Records provided:
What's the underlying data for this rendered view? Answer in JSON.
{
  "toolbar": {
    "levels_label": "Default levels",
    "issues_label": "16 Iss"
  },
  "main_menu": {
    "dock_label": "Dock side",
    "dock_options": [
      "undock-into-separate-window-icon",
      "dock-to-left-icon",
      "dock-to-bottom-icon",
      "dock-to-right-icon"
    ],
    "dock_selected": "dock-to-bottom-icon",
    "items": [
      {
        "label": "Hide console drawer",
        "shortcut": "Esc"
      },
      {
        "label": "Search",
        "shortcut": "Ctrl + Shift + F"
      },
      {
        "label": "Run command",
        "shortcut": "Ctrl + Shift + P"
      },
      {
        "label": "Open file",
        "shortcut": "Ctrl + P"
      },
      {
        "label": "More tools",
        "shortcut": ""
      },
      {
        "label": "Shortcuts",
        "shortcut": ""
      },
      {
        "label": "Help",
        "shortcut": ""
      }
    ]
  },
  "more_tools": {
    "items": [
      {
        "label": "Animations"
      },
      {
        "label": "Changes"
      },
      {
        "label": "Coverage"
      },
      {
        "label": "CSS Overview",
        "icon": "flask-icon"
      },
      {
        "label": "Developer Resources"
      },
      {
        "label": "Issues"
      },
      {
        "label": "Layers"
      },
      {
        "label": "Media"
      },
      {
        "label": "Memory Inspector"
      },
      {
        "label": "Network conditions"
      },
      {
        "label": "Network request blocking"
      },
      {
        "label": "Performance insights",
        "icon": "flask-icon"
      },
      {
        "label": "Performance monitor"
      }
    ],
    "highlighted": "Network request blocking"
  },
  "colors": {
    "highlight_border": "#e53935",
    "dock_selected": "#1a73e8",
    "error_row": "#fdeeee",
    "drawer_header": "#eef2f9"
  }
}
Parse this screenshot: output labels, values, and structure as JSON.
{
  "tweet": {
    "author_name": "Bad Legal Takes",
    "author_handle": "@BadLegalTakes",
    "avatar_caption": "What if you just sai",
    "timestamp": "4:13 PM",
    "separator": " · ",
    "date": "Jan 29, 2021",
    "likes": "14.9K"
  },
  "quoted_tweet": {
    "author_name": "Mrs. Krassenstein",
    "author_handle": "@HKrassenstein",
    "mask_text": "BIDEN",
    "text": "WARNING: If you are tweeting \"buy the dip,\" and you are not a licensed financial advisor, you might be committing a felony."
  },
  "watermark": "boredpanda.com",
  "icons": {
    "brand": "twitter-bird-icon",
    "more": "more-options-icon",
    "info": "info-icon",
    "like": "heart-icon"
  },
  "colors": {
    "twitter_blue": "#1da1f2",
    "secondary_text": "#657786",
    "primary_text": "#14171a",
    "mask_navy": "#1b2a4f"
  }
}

Exercise task: Extract every line above exactly as it stands.

Correct result:
What's the underlying data for this rendered view? Answer in JSON.
{
  "toolbar": {
    "levels_label": "Default levels",
    "issues_label": "16 Iss"
  },
  "main_menu": {
    "dock_label": "Dock side",
    "dock_options": [
      "undock-into-separate-window-icon",
      "dock-to-left-icon",
      "dock-to-bottom-icon",
      "dock-to-right-icon"
    ],
    "dock_selected": "dock-to-bottom-icon",
    "items": [
      {
        "label": "Hide console drawer",
        "shortcut": "Esc"
      },
      {
        "label": "Search",
        "shortcut": "Ctrl + Shift + F"
      },
      {
        "label": "Run command",
        "shortcut": "Ctrl + Shift + P"
      },
      {
        "label": "Open file",
        "shortcut": "Ctrl + P"
      },
      {
        "label": "More tools",
        "shortcut": ""
      },
      {
        "label": "Shortcuts",
        "shortcut": ""
      },
      {
        "label": "Help",
        "shortcut": ""
      }
    ]
  },
  "more_tools": {
    "items": [
      {
        "label": "Animations"
      },
      {
        "label": "Changes"
      },
      {
        "label": "Coverage"
      },
      {
        "label": "CSS Overview",
        "icon": "flask-icon"
      },
      {
        "label": "Developer Resources"
      },
      {
        "label": "Issues"
      },
      {
        "label": "Layers"
      },
      {
        "label": "Media"
      },
      {
        "label": "Memory Inspector"
      },
      {
        "label": "Network conditions"
      },
      {
        "label": "Network request blocking"
      },
      {
        "label": "Performance insights",
        "icon": "flask-icon"
      },
      {
        "label": "Performance monitor"
      }
    ],
    "highlighted": "Network request blocking"
  },
  "colors": {
    "highlight_border": "#e53935",
    "dock_selected": "#1a73e8",
    "error_row": "#fdeeee",
    "drawer_header": "#eef2f9"
  }
}
Parse this screenshot: output labels, values, and structure as JSON.
{
  "tweet": {
    "author_name": "Bad Legal Takes",
    "author_handle": "@BadLegalTakes",
    "avatar_caption": "What if you just sai",
    "timestamp": "4:13 PM",
    "separator": " · ",
    "date": "Jan 29, 2021",
    "likes": "14.9K"
  },
  "quoted_tweet": {
    "author_name": "Mrs. Krassenstein",
    "author_handle": "@HKrassenstein",
    "mask_text": "BIDEN",
    "text": "WARNING: If you are tweeting \"buy the dip,\" and you are not a licensed financial advisor, you might be committing a felony."
  },
  "watermark": "boredpanda.com",
  "icons": {
    "brand": "twitter-bird-icon",
    "more": "more-options-icon",
    "info": "info-icon",
    "like": "heart-icon"
  },
  "colors": {
    "twitter_blue": "#1da1f2",
    "secondary_text": "#657786",
    "primary_text": "#14171a",
    "mask_navy": "#1b2a4f"
  }
}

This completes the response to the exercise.